* [Written problem a]: From the passage on the history of vector algebra, print everything from "Hamilton eventually cracked" down to "happily ever after.", word for word.

* [Reading passage]:
Hamilton eventually cracked this problem (and so did Olinde Rodrigues): the trick is to also introduce yet another imaginary number \(k\) along with a non-commutative multiplication law: now and then we must flip signs. These are known as the quaternions, and in theory, the story ends here: we solve physics problems with quaternions and live happily ever after.

However, in practice, it turns out we only need a few key operations on quaternions, and over time, they figured it was much easier to teach students Cartesian coordinates along with the miraculous formulas for the dot and cross products, rather than teach quaternions with all its baggage. Typical students see only a highly abridged version of the subject, and all that remains of quaternions are dream-like fragments, such as the non-commutative cross product whose output is orthogonal to both inputs.

The Secret History of Vector Algebra

Later still, I learned the above narrative is incomplete. The development of linear algebra is not a linear story, and there is a lesser-known thread that almost sounds like an alternate history, except it really happened.

Our tale starts on familiar ground. In the beginning, there was Euclid, whose notation suggested algebraic laws. If \(A, B, C\) are successive points on a line, then we might write:

\[ AB + BC = AC \]

to mean that the length of the line segment \(AC\) is the sum of the lengths of the segments \(AB\) and \(BC.\)

Similarly, we can describe an angle being cut into smaller angles. For suitably positioned points \(A, B, C, D,\) we can write:

\[ \angle ABC + \angle CBD = \angle ABD \]

But there’s little we can do beyond narrow cases like these, and Euclid’s proofs mostly consist of prose and diagrams. Dijkstra observed that "Greek mathematics got stuck because it remained a verbal, pictorial activity", and complains that "Euclidean geometry, with all its known defects, is still taught as the prototype of a strictly deductive system." (To be fair, it turns out Euclid’s Elements can be formalized without losing too much of its flavour.)

Centuries later, Cartesian coordinates gave mathematicians enough power to handle all cases with algebra. Dijkstra:

…the modern civilized world could only emerge —for better or for worse— when Western Europe could free itself from the fetters of medieval scholasticism —a vain attempt at verbal precision!— thanks to the carefully, or at least consciously designed formal symbolisms that we owe to people like Vieta, Descartes, Leibniz, and (later) Boole.

* [Records for this exercise]:
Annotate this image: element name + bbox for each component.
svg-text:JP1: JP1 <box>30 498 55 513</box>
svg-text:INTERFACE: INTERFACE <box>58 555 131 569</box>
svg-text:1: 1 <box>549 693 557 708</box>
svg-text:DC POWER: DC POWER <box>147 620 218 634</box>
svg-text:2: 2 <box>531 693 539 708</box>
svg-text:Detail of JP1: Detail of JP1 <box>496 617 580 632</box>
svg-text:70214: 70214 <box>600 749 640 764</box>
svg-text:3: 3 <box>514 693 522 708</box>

* [Written problem b]: Output all of the records above again line by line, without changing anything.

* [Task answer a]:
Hamilton eventually cracked this problem (and so did Olinde Rodrigues): the trick is to also introduce yet another imaginary number \(k\) along with a non-commutative multiplication law: now and then we must flip signs. These are known as the quaternions, and in theory, the story ends here: we solve physics problems with quaternions and live happily ever after.

* [Task answer b]:
Annotate this image: element name + bbox for each component.
svg-text:JP1: JP1 <box>30 498 55 513</box>
svg-text:INTERFACE: INTERFACE <box>58 555 131 569</box>
svg-text:1: 1 <box>549 693 557 708</box>
svg-text:DC POWER: DC POWER <box>147 620 218 634</box>
svg-text:2: 2 <box>531 693 539 708</box>
svg-text:Detail of JP1: Detail of JP1 <box>496 617 580 632</box>
svg-text:70214: 70214 <box>600 749 640 764</box>
svg-text:3: 3 <box>514 693 522 708</box>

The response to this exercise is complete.